Search the data for the string "icon" and extract every line where it appears.

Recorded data
· · ·

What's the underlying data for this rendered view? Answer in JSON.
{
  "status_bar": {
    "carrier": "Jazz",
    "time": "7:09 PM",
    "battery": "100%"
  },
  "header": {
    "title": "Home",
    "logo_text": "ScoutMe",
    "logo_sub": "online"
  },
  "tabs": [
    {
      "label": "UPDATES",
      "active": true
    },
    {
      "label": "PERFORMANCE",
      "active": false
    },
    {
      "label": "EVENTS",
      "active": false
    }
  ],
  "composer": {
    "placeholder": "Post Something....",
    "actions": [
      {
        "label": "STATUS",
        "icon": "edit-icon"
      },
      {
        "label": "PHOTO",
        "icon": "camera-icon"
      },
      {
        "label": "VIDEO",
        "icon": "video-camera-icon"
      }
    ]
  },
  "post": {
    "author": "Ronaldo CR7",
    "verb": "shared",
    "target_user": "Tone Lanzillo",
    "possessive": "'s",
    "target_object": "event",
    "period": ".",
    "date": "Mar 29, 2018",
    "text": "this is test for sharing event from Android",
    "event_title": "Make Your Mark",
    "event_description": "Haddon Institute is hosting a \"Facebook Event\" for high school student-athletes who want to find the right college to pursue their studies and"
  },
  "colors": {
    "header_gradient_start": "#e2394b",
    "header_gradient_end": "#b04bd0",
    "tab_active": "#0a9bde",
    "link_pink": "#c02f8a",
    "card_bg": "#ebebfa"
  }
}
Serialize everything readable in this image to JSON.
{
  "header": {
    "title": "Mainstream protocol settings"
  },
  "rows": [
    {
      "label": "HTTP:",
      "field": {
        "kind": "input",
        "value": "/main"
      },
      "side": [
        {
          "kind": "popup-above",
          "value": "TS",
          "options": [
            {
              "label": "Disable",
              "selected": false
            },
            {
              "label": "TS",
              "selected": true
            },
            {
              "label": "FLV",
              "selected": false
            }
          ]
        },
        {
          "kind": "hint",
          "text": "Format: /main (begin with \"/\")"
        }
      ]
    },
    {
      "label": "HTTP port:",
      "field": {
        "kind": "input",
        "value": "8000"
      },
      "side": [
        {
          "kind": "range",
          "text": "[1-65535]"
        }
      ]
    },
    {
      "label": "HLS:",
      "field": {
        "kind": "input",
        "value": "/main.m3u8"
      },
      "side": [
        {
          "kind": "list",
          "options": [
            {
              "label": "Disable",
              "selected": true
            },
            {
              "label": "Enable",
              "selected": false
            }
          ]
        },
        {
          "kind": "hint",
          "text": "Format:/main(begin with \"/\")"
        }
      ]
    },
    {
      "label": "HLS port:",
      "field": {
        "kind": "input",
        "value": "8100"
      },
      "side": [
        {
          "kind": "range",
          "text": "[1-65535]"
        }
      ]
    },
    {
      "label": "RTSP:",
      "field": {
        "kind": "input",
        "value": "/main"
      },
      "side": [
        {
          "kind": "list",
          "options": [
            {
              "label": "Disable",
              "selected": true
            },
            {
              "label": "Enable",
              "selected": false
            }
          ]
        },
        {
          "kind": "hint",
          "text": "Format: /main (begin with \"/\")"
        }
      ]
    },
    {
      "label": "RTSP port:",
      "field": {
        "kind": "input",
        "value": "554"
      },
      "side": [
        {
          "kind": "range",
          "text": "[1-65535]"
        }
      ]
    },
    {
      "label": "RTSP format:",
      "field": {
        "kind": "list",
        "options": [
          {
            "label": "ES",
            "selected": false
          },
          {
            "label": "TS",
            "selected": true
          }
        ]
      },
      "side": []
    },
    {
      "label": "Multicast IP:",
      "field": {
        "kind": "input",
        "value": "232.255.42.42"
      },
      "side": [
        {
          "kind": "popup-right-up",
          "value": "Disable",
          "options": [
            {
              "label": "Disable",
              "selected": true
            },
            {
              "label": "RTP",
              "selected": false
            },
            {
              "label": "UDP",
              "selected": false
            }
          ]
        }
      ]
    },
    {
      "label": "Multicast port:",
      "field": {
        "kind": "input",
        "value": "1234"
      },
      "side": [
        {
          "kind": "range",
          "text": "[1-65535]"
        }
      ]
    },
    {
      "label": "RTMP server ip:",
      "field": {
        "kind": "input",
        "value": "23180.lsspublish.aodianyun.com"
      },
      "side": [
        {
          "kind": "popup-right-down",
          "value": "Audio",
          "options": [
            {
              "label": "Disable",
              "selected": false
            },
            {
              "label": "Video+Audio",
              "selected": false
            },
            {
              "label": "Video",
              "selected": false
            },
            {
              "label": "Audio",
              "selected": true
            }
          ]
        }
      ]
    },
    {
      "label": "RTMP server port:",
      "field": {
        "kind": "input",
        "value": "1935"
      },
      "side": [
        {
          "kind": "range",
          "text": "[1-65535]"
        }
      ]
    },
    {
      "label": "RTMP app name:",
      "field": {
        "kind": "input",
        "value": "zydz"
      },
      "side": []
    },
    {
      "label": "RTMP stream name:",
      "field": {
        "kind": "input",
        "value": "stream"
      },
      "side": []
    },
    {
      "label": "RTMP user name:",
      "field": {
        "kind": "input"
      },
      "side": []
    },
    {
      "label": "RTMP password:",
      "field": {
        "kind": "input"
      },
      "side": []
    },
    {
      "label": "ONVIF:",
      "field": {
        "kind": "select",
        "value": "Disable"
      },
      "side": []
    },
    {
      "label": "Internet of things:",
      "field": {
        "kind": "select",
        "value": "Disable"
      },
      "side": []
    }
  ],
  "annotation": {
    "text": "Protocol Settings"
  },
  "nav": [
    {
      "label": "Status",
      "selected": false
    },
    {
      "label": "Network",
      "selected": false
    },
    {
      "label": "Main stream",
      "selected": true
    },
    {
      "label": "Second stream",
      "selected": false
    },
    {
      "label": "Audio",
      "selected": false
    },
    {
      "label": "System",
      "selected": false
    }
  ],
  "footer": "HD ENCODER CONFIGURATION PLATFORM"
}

· · ·

**ANSWER FOR THE TASK**
        "icon": "edit-icon"
        "icon": "camera-icon"
        "icon": "video-camera-icon"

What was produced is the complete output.